**Attività da svolgere**.
- A) Nel testo su P. Checconi, riscrivi in forma di elenco il paragrafo che inizia con «P. Checconi riteneva in se», mantenendone i fatti principali.
- B) Prosegui il testo su P. Checconi dopo la sua ultima frase.

P. Checconi Giocondo
Compio una promessa fatta nel 1948 Dopo una accesa discussione con P. Checconi Superiore del Collegio Alberoni sul comportamento del nostro gruppo di studenti non in linea con lo stile austero del Collegio, gli dissi: «Noi la stimiamo, ed io le prometto che, quando sarà l'ora, scriverò la sua vita». L’ora è venuta, da lui lungamente desiderata, date le infermità che non gli permettevano più neppure di celebrare la Messa, e neppure di leggere.
P. Checconi riteneva in se un po’ del caratteri umbro, toscano e laziale. Umbro era di discendenza, toscano di nascita, a Sorano in provincia di Grosseto il 23 novembre 1907, laziale per aver passato l’infanzia ad Acquapendente dove si era trasferita la famiglia e dove è sempre rimasta; nel Lazio, a Roma, è vissuto tanti anni per studi e ministero.

**Dati registrati**.
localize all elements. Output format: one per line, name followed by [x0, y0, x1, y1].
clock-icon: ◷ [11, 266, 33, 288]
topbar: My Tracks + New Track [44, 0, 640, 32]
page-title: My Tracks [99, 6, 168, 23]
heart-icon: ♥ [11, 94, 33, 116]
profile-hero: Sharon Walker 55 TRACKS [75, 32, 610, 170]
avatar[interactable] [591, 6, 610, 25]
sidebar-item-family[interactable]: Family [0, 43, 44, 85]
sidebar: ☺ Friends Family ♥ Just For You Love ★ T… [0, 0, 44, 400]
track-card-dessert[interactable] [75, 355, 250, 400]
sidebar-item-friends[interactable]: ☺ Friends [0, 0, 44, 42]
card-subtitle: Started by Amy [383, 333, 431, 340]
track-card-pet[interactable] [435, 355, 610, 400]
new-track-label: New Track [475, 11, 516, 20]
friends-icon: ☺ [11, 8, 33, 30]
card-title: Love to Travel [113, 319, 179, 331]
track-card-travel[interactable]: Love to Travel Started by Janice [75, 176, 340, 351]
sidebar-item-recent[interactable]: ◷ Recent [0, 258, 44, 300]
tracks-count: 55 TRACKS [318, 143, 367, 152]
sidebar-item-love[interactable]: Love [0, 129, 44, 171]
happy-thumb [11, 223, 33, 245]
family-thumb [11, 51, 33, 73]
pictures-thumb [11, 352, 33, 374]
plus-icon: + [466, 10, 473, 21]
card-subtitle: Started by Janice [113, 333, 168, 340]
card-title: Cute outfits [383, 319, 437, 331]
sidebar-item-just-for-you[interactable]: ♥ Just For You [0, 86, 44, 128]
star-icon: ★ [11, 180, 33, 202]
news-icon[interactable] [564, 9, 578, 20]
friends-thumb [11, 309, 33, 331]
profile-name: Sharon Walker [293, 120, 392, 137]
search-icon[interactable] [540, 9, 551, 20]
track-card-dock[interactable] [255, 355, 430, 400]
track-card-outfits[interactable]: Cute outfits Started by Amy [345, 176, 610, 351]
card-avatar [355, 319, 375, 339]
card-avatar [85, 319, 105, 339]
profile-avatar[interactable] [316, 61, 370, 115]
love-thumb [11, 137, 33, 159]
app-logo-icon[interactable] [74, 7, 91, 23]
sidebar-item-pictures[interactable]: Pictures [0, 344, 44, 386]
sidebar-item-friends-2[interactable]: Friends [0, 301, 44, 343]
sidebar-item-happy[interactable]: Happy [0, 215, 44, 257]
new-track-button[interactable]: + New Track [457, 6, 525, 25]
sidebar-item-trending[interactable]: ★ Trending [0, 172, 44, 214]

**Soluzioni proposte**.
- A)
Carattere in parte umbro, toscano e laziale:
- umbro per discendenza;
- toscano di nascita: nato a Sorano, in provincia di Grosseto, il 23 novembre 1907;
- laziale per l'infanzia trascorsa ad Acquapendente, dove la famiglia si era trasferita e dove è sempre rimasta;
- vissuto molti anni nel Lazio, a Roma, per studi e ministero.

- B)
Dell’umbro aveva il senso spiccato alla pietà con slanci mistici, del toscano il linguaggio preciso nel rendersi conto e nel riferire anche i minuti dettagli degli avvenimenti che lo riguardavano, e si avrà il quadro di una personalità complessa e lineare nello stesso tempo.
Dopo il ginnasio nella nostra Scuola Apostolica e i due anni di “Seminario Interno” (Noviziato) a Roma, passò al Collegio Alberini di Piacenza per gli studi filosofici. Ritornò a Roma per il Corso Teologico all’Angelicum, concluso con la laurea nel 1934. Nella tesi di difese la dottrina che l’episcopato non è l’accrescimento dell’ordine sacerdotale, come riteneva la scienza comune, ma un nuovo ordine. Questa dottrina è stata accettata uffcialmente dal Concilio Vaticano II (Lumen Gentium 22; Christus Dominus 4.) Padre Checconi non è ha mai fatto menzione, fedele sempre, anche nel resto dei suoi studi e ministeri, al detto biblico: «E’ bene tener nascosto il segreto del re, ma è cosa gloriosa rivelare e manifestare le opere di Dio» (Tb 12,7): tanta era la sua umiltà e riservatezza. A questo proposito è rimasta famosa la rinuncia al titolo di Conte di Cadeo annesso alla carica di Superiore del Collegio Alberini, ricoperta da lui alla promulgazione della Costituzione Italiana (1948), che dice: “I titoli nobiliari non sono riconosciuti”.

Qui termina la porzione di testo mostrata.